• _Task inputs_:
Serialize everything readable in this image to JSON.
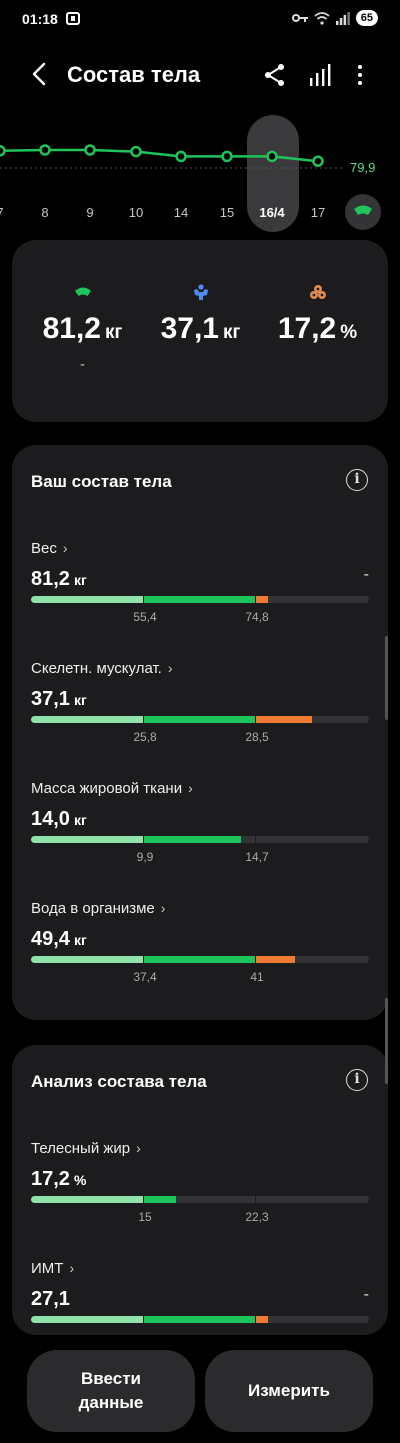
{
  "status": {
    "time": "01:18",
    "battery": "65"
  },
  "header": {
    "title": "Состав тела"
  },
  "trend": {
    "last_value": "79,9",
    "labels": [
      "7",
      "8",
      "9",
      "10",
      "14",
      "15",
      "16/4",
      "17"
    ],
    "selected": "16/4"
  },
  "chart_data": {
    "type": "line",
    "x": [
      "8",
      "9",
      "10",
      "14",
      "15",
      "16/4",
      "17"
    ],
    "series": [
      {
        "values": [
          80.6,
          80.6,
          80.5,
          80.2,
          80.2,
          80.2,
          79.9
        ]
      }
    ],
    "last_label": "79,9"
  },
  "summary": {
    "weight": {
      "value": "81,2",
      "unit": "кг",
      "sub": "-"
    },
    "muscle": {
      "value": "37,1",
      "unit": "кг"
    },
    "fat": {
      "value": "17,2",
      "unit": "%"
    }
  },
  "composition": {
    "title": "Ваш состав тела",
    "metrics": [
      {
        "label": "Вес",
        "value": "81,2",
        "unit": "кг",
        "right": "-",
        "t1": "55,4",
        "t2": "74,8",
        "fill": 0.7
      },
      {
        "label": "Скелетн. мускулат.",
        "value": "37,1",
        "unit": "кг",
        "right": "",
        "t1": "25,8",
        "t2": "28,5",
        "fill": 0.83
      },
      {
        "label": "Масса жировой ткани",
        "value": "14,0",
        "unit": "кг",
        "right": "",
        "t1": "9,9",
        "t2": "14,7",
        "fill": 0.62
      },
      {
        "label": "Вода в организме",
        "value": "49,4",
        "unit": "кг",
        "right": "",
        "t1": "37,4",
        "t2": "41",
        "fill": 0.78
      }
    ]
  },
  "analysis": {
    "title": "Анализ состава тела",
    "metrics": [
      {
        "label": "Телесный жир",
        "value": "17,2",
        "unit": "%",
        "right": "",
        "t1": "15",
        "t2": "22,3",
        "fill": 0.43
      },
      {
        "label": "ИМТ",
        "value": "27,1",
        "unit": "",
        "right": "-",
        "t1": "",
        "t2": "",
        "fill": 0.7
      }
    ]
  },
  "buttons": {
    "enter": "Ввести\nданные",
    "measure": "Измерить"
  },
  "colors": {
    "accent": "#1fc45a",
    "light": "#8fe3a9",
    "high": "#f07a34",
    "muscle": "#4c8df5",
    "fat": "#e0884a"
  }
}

--

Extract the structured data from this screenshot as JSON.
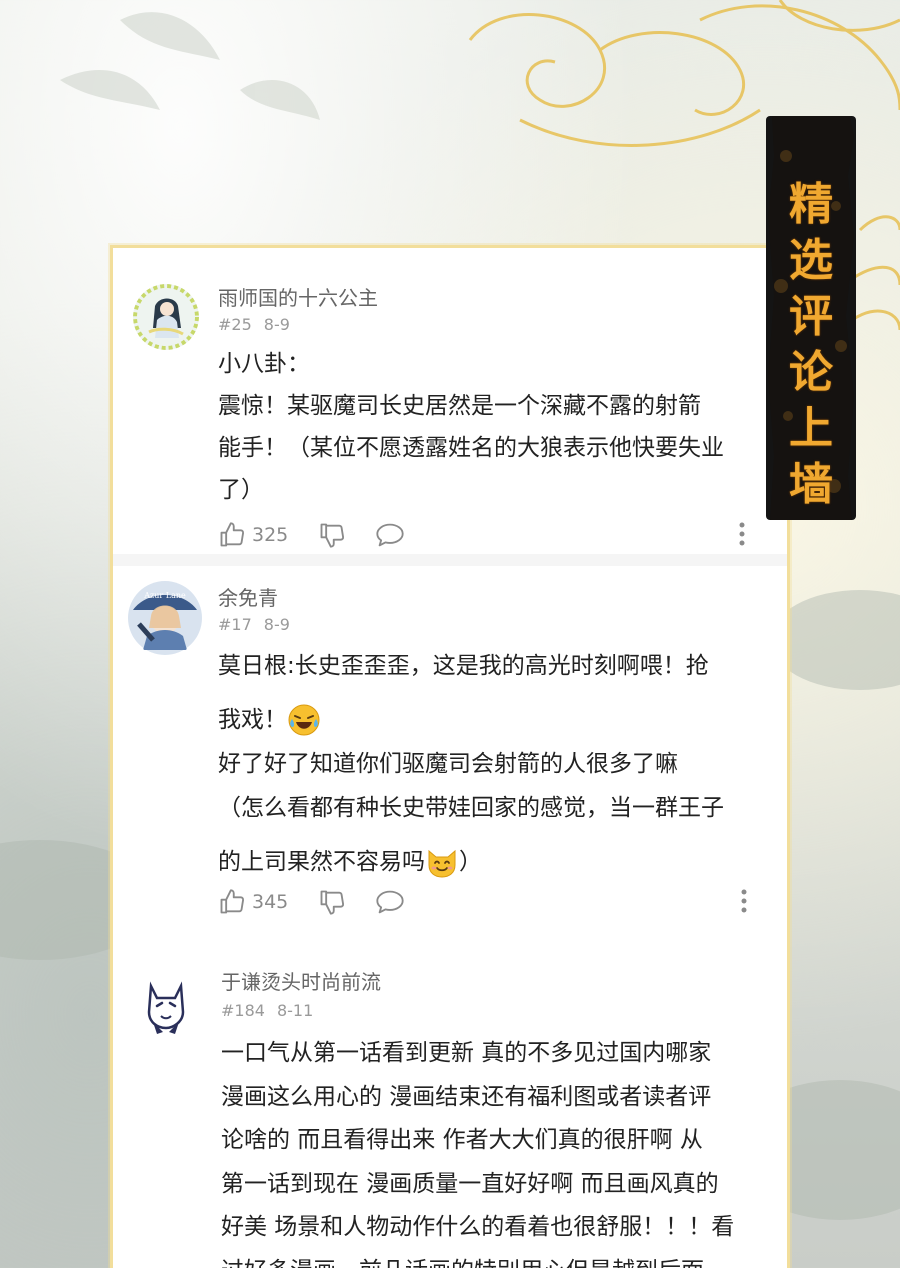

...

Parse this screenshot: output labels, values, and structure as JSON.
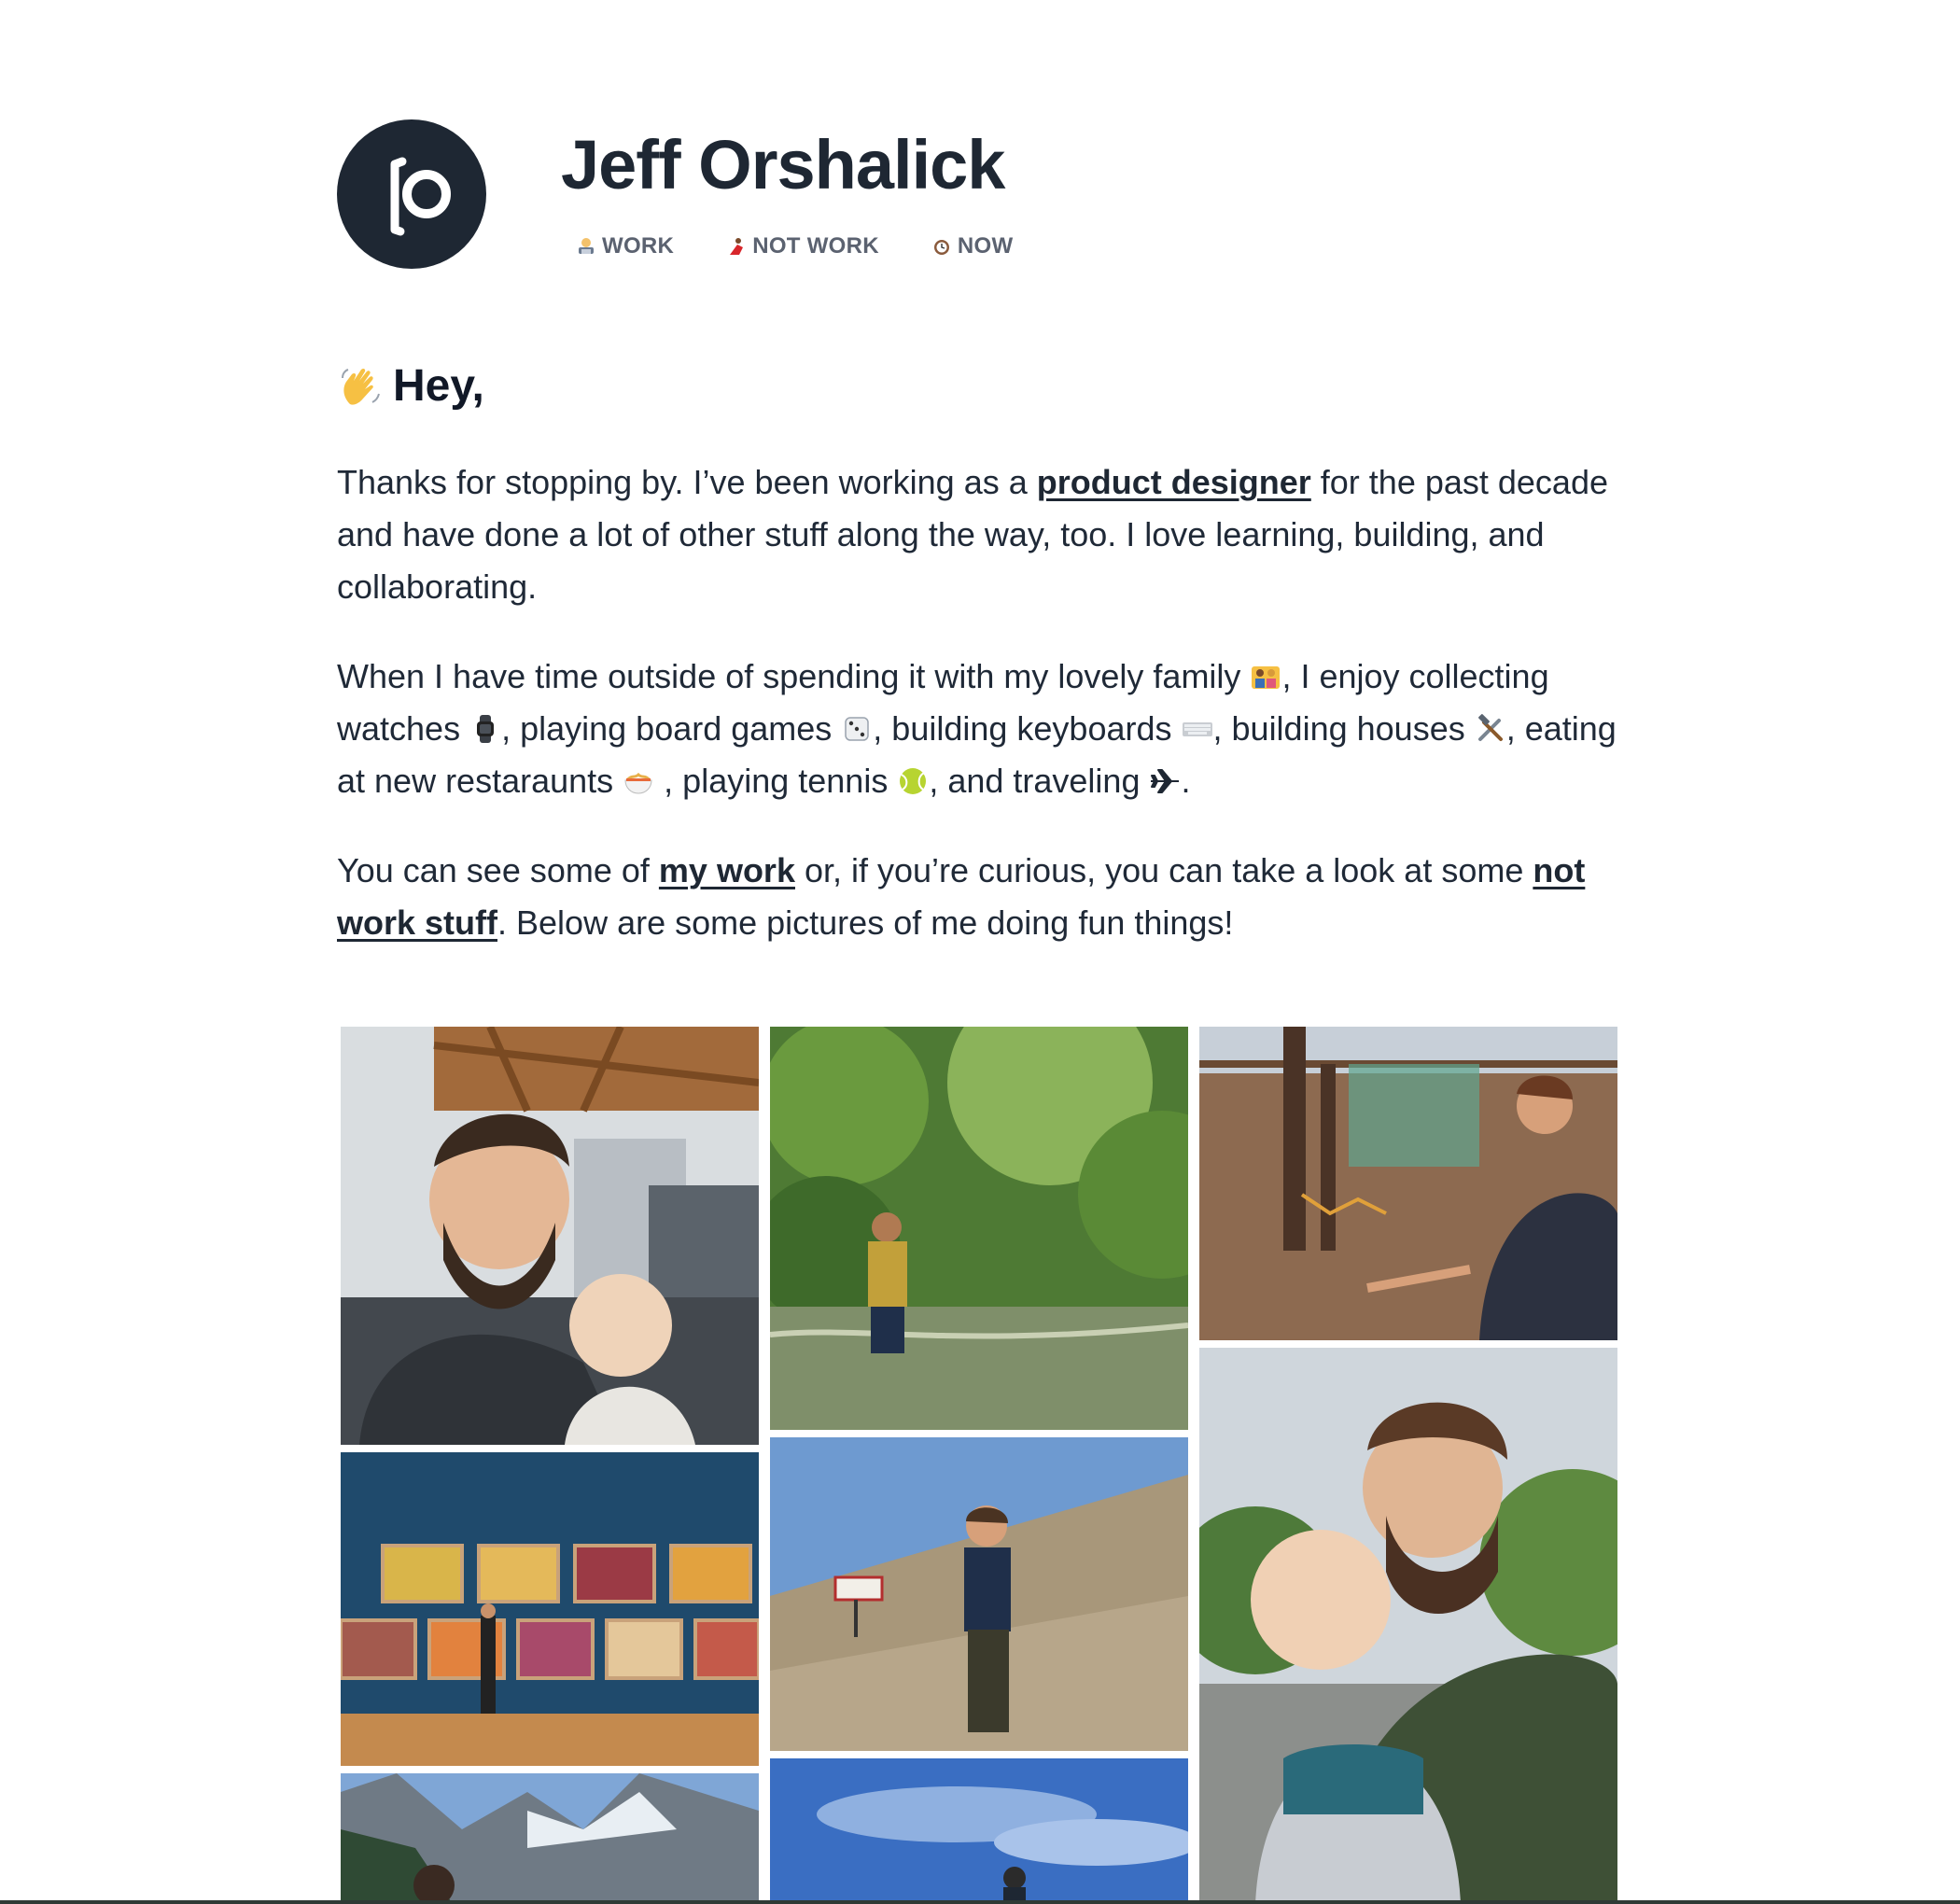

• _Stated problem_: From the records above, report the count of lines containing "screenshot" and nothing more.

• _Task output_: 2